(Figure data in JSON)
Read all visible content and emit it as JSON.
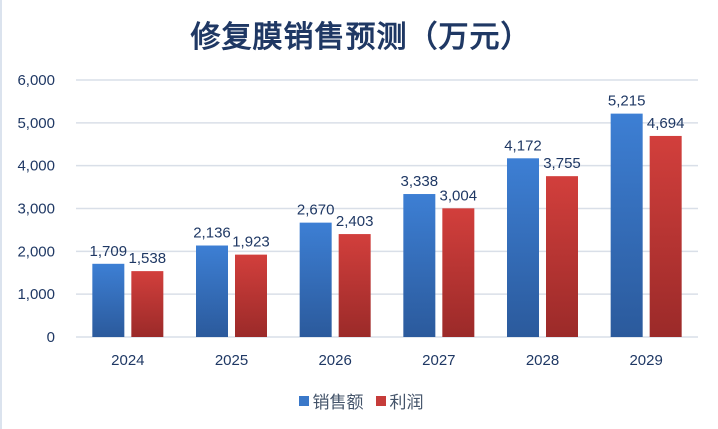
{
  "chart_data": {
    "type": "bar",
    "title": "修复膜销售预测（万元）",
    "categories": [
      "2024",
      "2025",
      "2026",
      "2027",
      "2028",
      "2029"
    ],
    "series": [
      {
        "name": "销售额",
        "values": [
          1709,
          2136,
          2670,
          3338,
          4172,
          5215
        ],
        "color": "#3a78c9"
      },
      {
        "name": "利润",
        "values": [
          1538,
          1923,
          2403,
          3004,
          3755,
          4694
        ],
        "color": "#c63c3a"
      }
    ],
    "y_ticks": [
      "0",
      "1,000",
      "2,000",
      "3,000",
      "4,000",
      "5,000",
      "6,000"
    ],
    "ylim": [
      0,
      6000
    ],
    "grid": true,
    "legend": "bottom",
    "data_labels": true
  }
}
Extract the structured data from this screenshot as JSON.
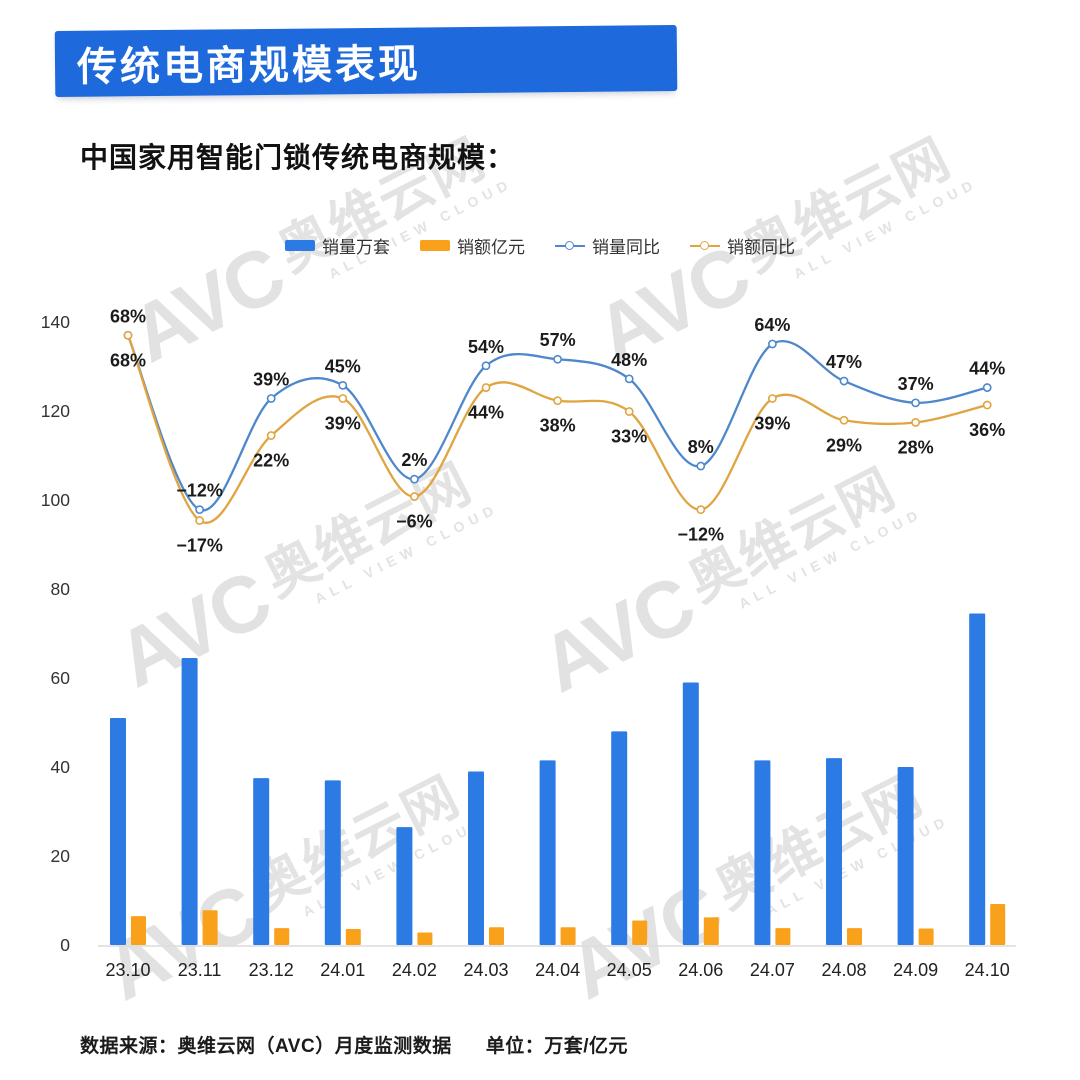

▶ [EXERCISE REQUIREMENTS]
Print out every entry above without changing a word, and leave out the pictures.

▶ [OUTPUT FOR THIS EXERCISE]
Read all visible content and emit it as JSON.
{
  "chart_data": {
    "type": "bar",
    "title": "修复膜销售预测（万元）",
    "categories": [
      "2024",
      "2025",
      "2026",
      "2027",
      "2028",
      "2029"
    ],
    "series": [
      {
        "name": "销售额",
        "values": [
          1709,
          2136,
          2670,
          3338,
          4172,
          5215
        ],
        "color": "#3a78c9"
      },
      {
        "name": "利润",
        "values": [
          1538,
          1923,
          2403,
          3004,
          3755,
          4694
        ],
        "color": "#c63c3a"
      }
    ],
    "y_ticks": [
      "0",
      "1,000",
      "2,000",
      "3,000",
      "4,000",
      "5,000",
      "6,000"
    ],
    "ylim": [
      0,
      6000
    ],
    "grid": true,
    "legend": "bottom",
    "data_labels": true
  }
}
Extract the structured data from this screenshot as JSON.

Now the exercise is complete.